Aim
Within this material, how many lines have the string "Your" in them? The answer is a number, with nothing added.

Extracted data entries:
>>>>>
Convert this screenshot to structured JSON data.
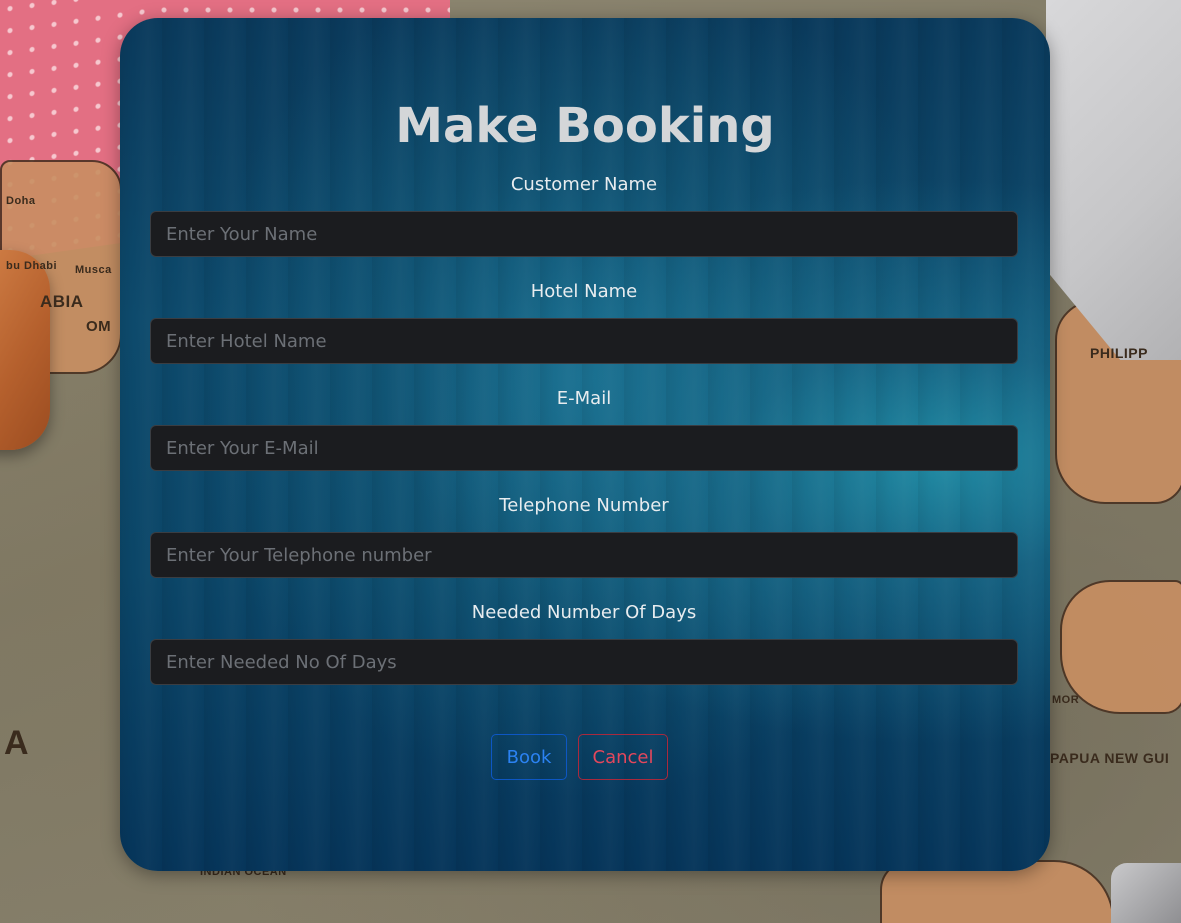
{
  "form": {
    "title": "Make Booking",
    "fields": [
      {
        "label": "Customer Name",
        "placeholder": "Enter Your Name",
        "value": ""
      },
      {
        "label": "Hotel Name",
        "placeholder": "Enter Hotel Name",
        "value": ""
      },
      {
        "label": "E-Mail",
        "placeholder": "Enter Your E-Mail",
        "value": ""
      },
      {
        "label": "Telephone Number",
        "placeholder": "Enter Your Telephone number",
        "value": ""
      },
      {
        "label": "Needed Number Of Days",
        "placeholder": "Enter Needed No Of Days",
        "value": ""
      }
    ],
    "buttons": {
      "book_label": "Book",
      "cancel_label": "Cancel"
    }
  },
  "background_map": {
    "labels": [
      "Doha",
      "bu Dhabi",
      "Musca",
      "ABIA",
      "OM",
      "PHILIPP",
      "MOR",
      "PAPUA NEW GUI",
      "A",
      "INDIAN OCEAN"
    ]
  },
  "colors": {
    "card_dark": "#0a3a5c",
    "card_glow": "#218ba4",
    "input_bg": "#1b1c1f",
    "book_accent": "#2b82f2",
    "cancel_accent": "#e4475c"
  }
}
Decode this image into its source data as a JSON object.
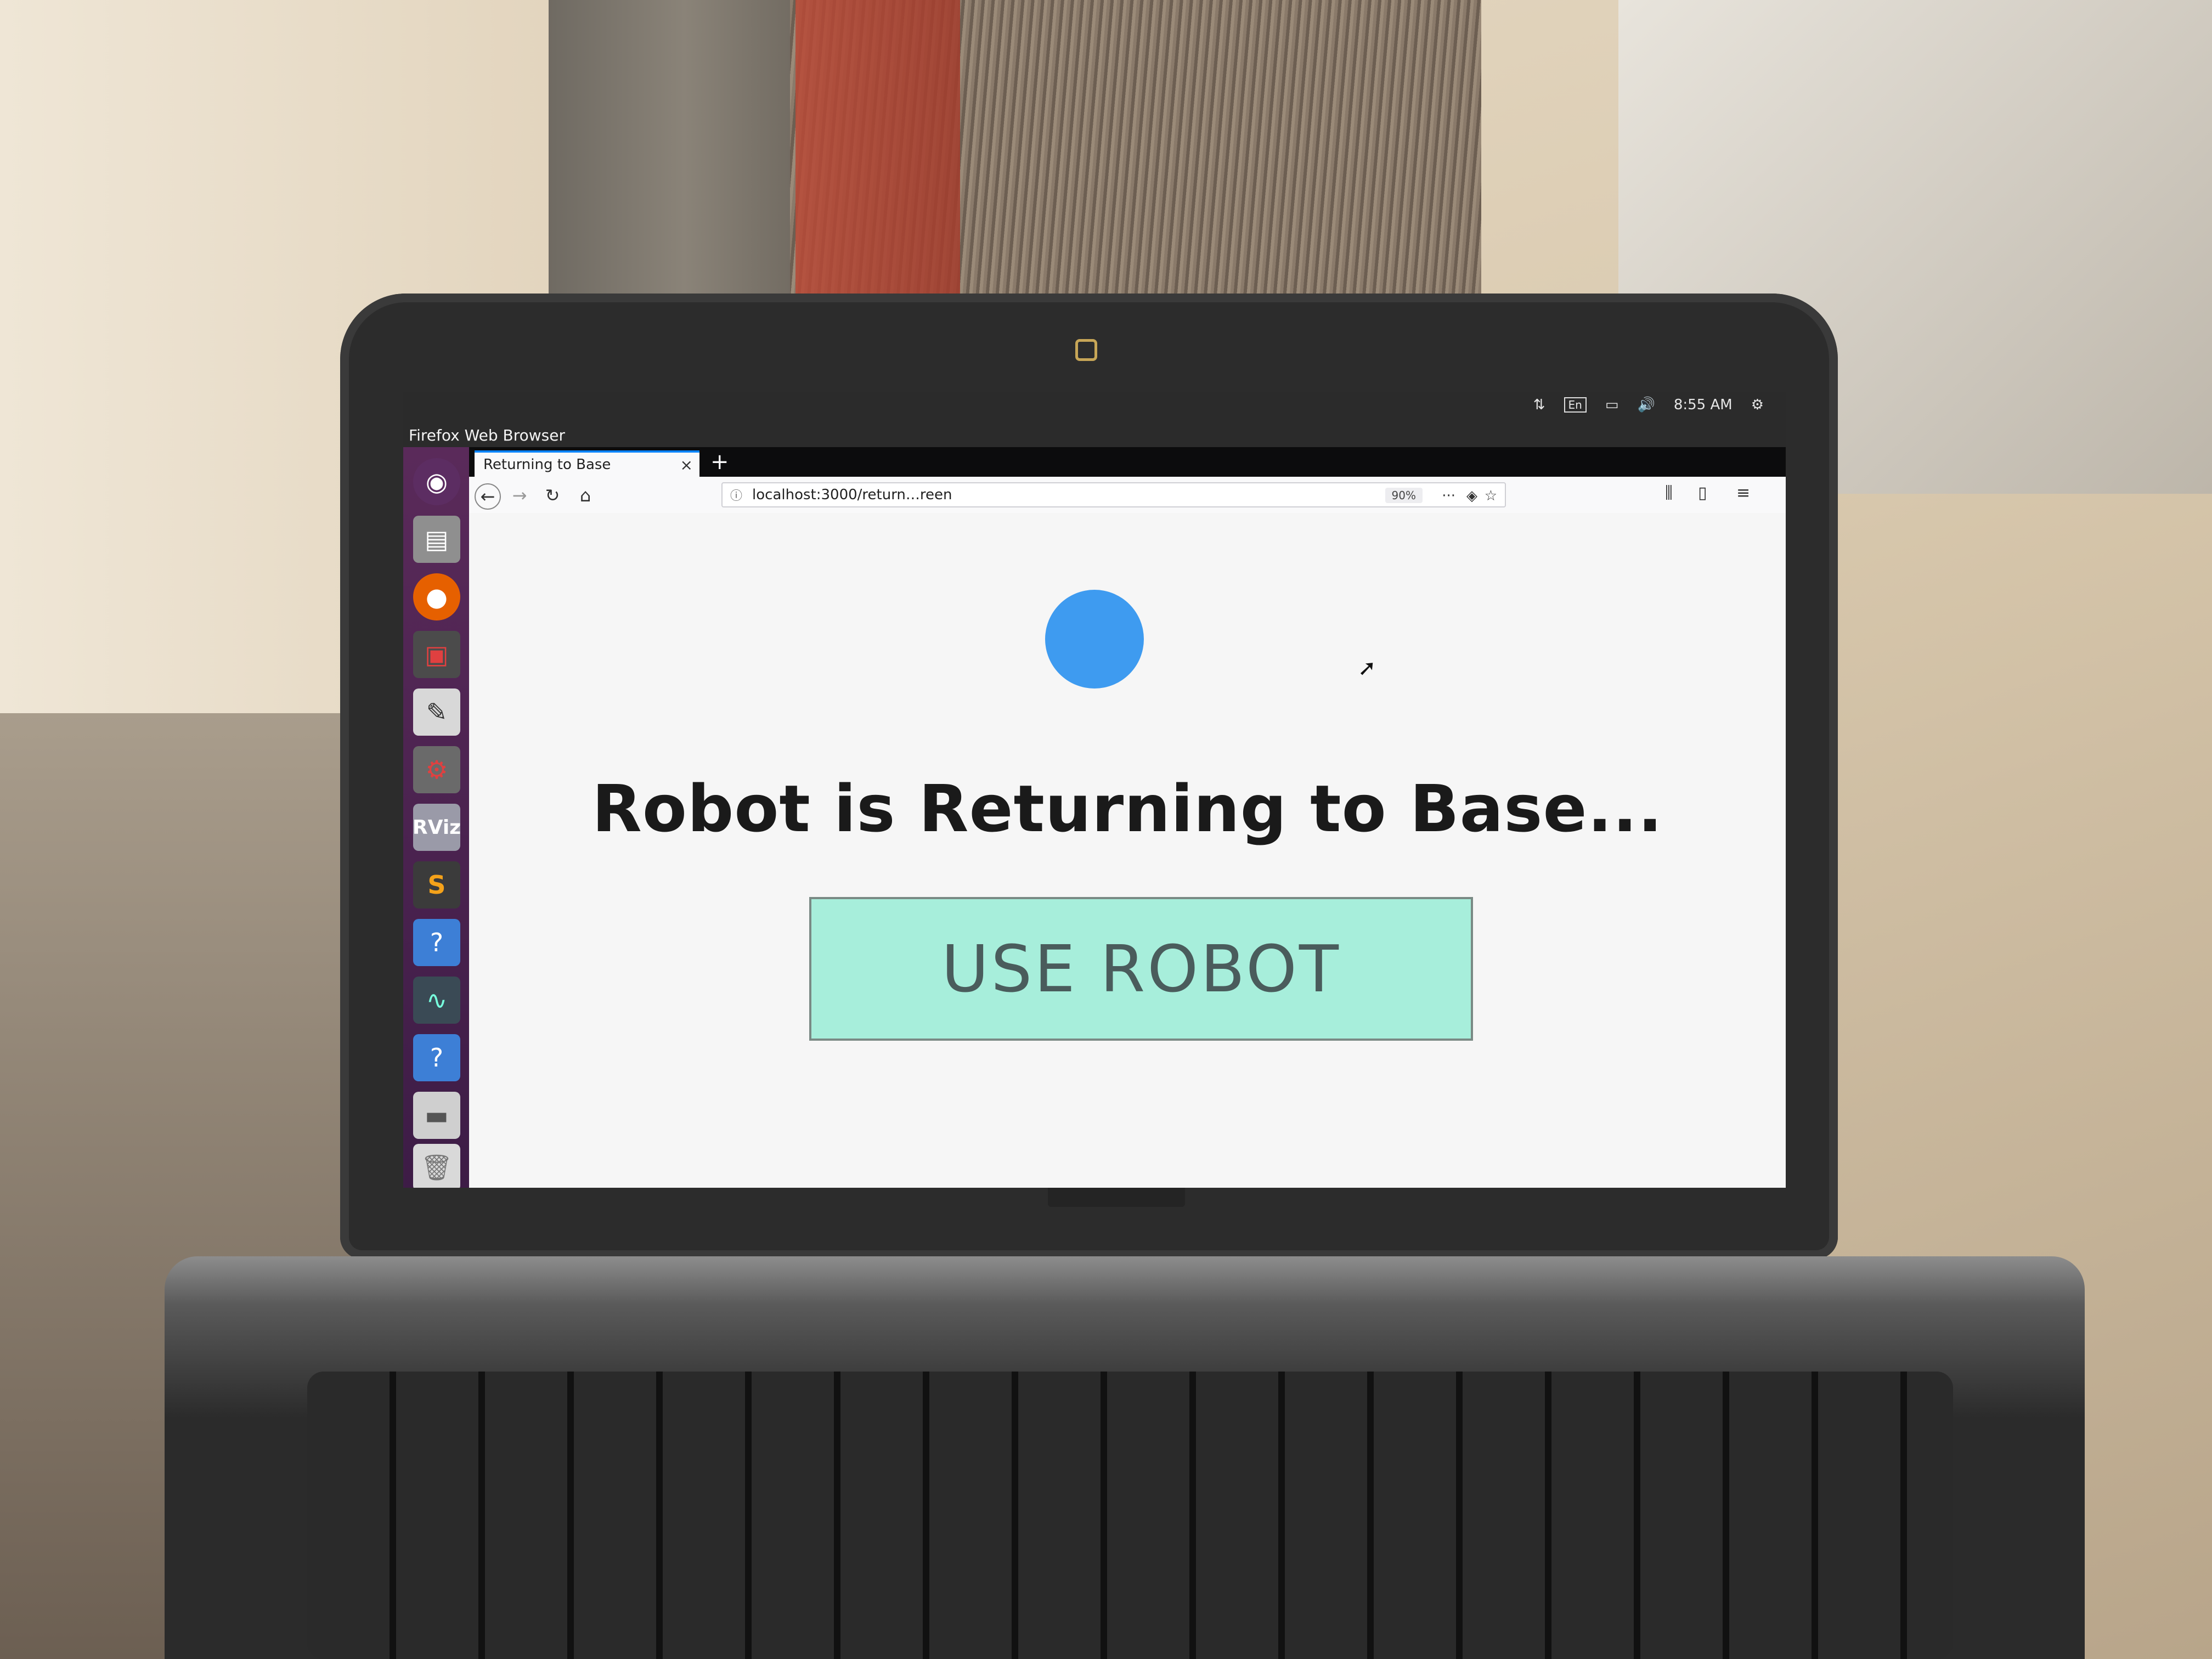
{
  "desktop": {
    "top_panel": {
      "app_title": "Firefox Web Browser",
      "keyboard_layout": "En",
      "clock": "8:55 AM"
    },
    "launcher": {
      "items": [
        {
          "icon": "ubuntu-dash-icon"
        },
        {
          "icon": "files-icon"
        },
        {
          "icon": "firefox-icon"
        },
        {
          "icon": "terminal-icon"
        },
        {
          "icon": "text-editor-icon"
        },
        {
          "icon": "settings-icon"
        },
        {
          "icon": "rviz-icon",
          "label": "RViz"
        },
        {
          "icon": "sublime-text-icon",
          "label": "S"
        },
        {
          "icon": "help-icon",
          "label": "?"
        },
        {
          "icon": "system-monitor-icon"
        },
        {
          "icon": "help-icon",
          "label": "?"
        },
        {
          "icon": "drive-icon"
        },
        {
          "icon": "trash-icon"
        }
      ]
    }
  },
  "browser": {
    "tab": {
      "title": "Returning to Base",
      "close": "×"
    },
    "new_tab": "+",
    "url": "localhost:3000/return…reen",
    "zoom": "90%",
    "page_actions_label": "···",
    "menu_label": "≡"
  },
  "page": {
    "status_title": "Robot is Returning to Base...",
    "use_robot_label": "USE ROBOT",
    "spinner_color": "#3e9bf0",
    "button_color": "#a7eedb"
  }
}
<<<<<
Output for this task
3